• **Your instructions**
Search the records for "text" and copy each line that holds it.

• **Items from a dataset**

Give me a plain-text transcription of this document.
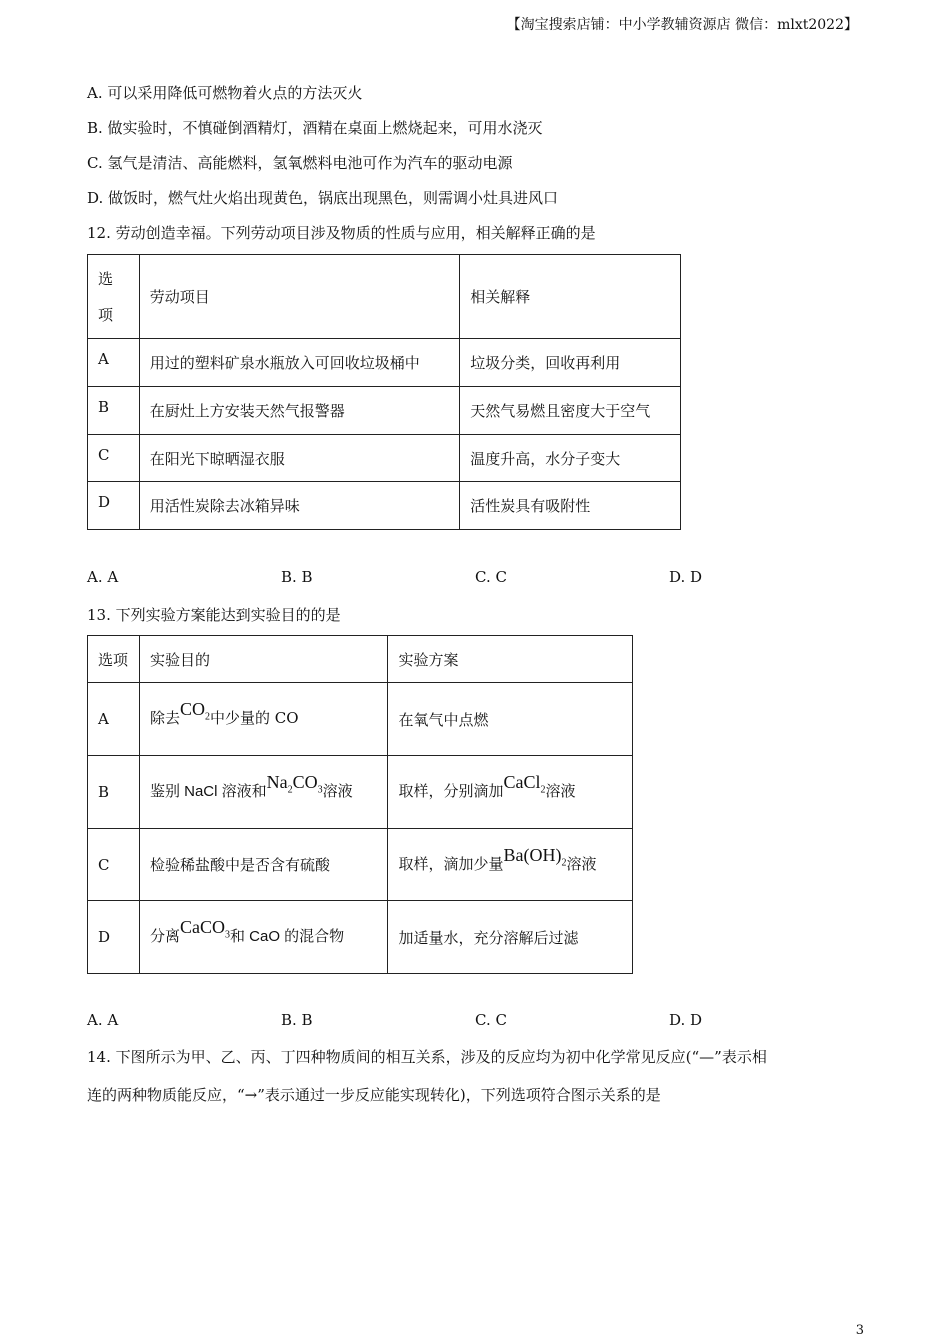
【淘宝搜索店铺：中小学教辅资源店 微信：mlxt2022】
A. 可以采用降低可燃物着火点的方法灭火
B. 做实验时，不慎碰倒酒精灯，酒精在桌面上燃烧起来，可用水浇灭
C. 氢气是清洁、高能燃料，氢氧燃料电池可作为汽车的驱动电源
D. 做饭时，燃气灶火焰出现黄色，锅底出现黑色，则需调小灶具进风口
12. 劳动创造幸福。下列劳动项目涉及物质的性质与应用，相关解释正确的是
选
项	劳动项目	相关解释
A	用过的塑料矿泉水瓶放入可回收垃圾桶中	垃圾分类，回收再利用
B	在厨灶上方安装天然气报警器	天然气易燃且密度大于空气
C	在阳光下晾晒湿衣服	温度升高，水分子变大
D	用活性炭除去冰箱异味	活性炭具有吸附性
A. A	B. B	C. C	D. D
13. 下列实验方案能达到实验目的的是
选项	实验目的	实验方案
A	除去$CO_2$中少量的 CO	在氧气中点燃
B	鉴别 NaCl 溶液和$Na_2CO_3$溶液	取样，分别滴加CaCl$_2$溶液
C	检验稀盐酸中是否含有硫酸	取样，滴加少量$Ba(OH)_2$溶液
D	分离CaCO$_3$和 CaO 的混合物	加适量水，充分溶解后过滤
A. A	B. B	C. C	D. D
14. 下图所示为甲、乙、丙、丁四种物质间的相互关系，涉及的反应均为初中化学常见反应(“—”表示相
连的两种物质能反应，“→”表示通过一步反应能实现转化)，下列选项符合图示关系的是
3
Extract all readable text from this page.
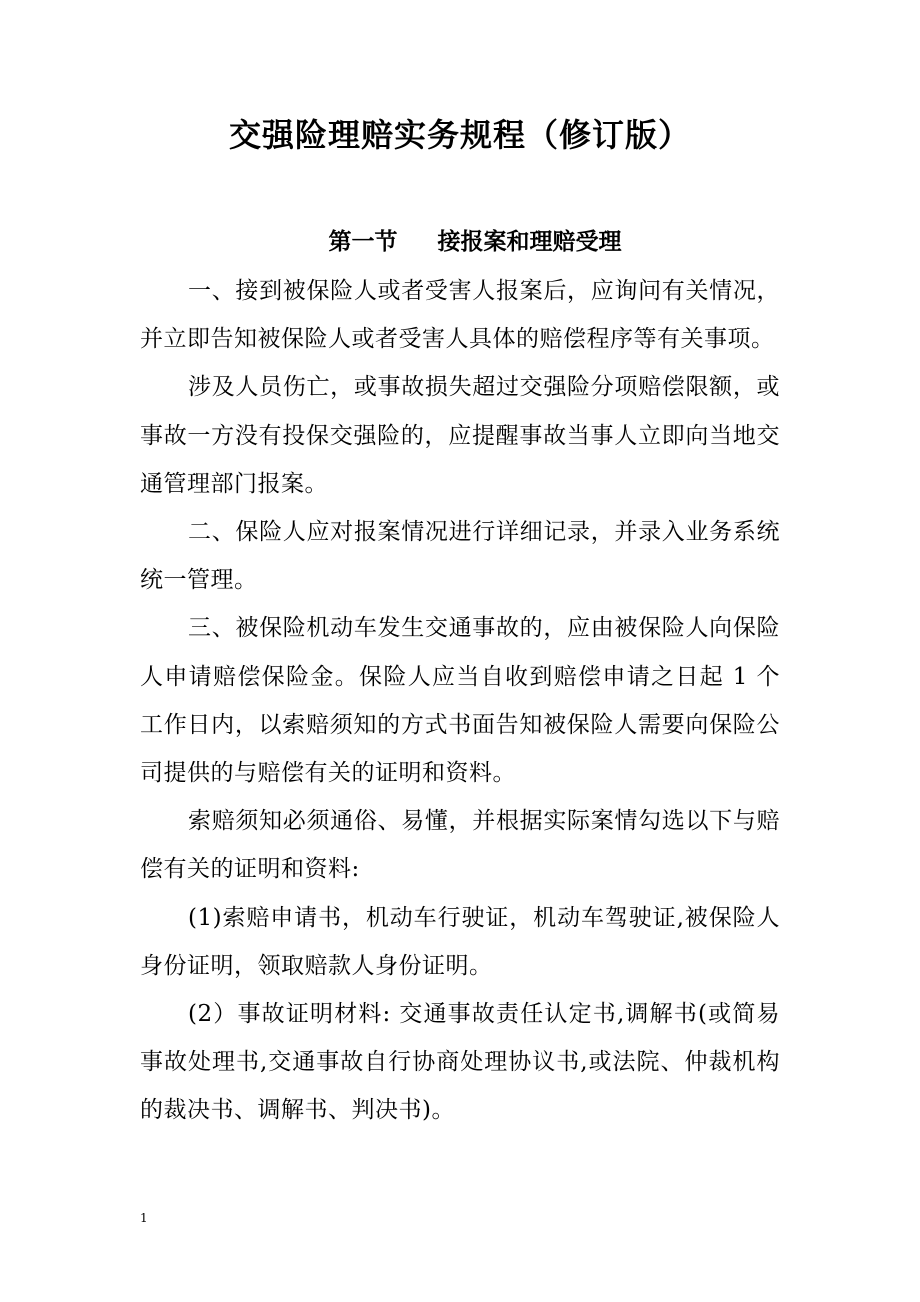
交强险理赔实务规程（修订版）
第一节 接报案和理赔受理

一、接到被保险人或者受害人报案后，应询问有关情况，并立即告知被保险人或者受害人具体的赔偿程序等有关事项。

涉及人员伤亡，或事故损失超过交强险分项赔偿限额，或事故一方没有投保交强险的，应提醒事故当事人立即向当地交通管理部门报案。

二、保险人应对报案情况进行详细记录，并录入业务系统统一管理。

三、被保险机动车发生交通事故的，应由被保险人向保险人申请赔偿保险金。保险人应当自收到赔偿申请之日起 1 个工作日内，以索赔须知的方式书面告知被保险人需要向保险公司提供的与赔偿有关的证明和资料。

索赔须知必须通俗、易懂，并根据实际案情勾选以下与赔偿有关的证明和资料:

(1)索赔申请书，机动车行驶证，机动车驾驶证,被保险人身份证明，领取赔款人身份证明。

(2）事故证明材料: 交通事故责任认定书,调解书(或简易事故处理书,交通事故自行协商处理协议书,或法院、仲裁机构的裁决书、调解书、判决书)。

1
* * *
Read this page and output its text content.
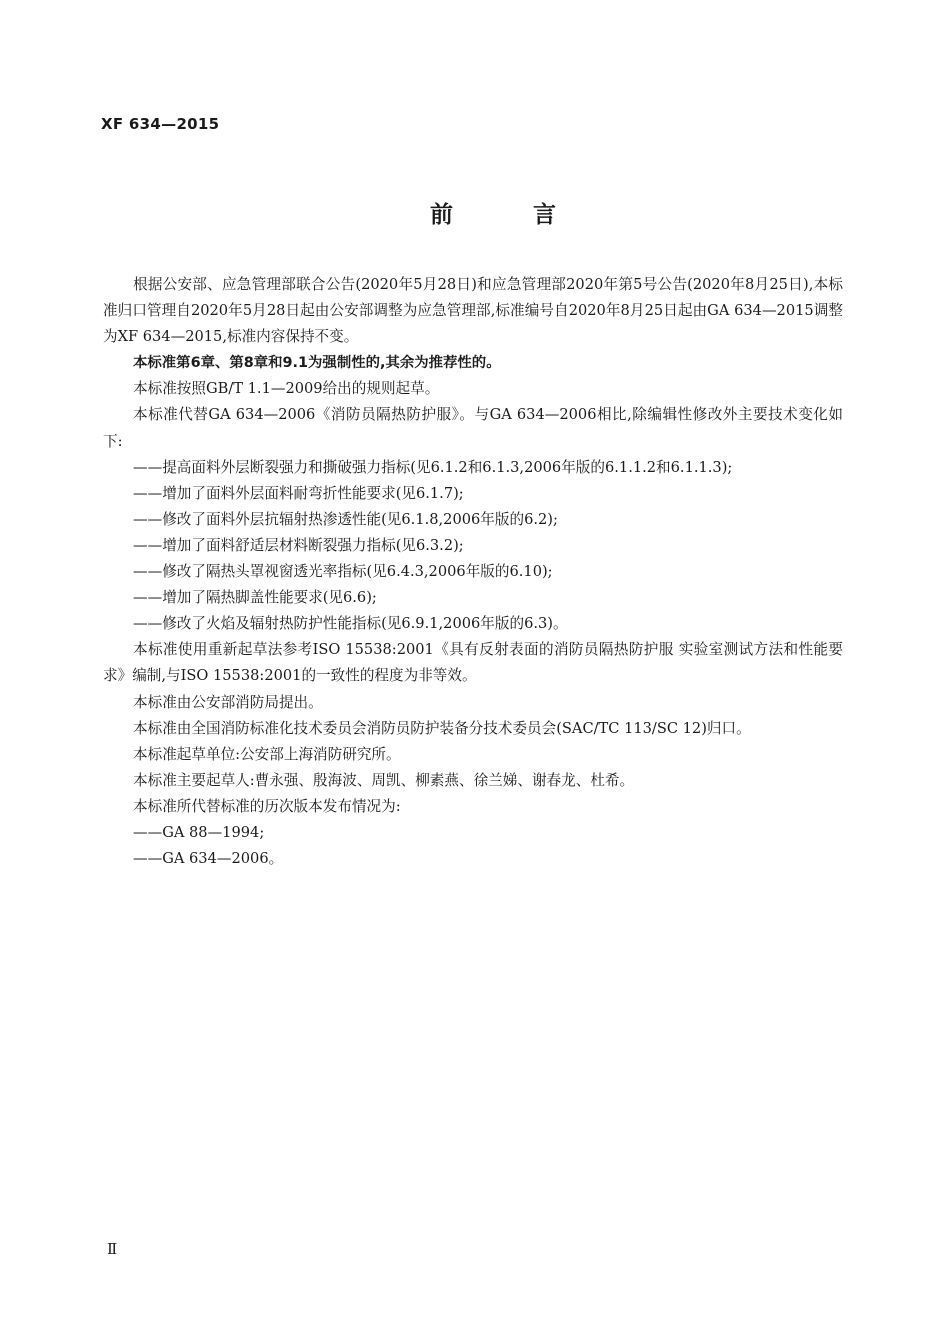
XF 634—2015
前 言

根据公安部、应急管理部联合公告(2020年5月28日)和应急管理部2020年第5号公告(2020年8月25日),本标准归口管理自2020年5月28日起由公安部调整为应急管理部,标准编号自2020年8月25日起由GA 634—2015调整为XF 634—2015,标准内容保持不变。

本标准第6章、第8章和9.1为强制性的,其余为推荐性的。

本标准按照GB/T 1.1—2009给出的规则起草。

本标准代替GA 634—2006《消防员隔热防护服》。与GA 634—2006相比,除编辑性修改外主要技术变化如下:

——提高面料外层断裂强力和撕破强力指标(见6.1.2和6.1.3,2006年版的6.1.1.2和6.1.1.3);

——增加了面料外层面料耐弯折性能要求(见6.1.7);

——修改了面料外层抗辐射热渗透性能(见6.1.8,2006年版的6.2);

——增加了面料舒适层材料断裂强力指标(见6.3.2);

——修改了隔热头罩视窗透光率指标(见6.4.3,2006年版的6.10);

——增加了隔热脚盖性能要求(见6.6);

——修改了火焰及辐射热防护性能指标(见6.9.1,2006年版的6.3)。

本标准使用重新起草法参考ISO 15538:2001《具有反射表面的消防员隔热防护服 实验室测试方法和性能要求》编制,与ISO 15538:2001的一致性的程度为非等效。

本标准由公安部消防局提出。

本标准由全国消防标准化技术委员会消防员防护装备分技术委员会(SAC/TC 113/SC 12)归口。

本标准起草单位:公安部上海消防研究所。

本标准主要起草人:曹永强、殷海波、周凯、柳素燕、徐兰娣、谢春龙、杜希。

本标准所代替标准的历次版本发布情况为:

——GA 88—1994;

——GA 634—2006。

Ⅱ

• **Answer to the task**
Give me a plain-text transcription of this document.
Extract all readable text from this page.
Read this page and output its text content.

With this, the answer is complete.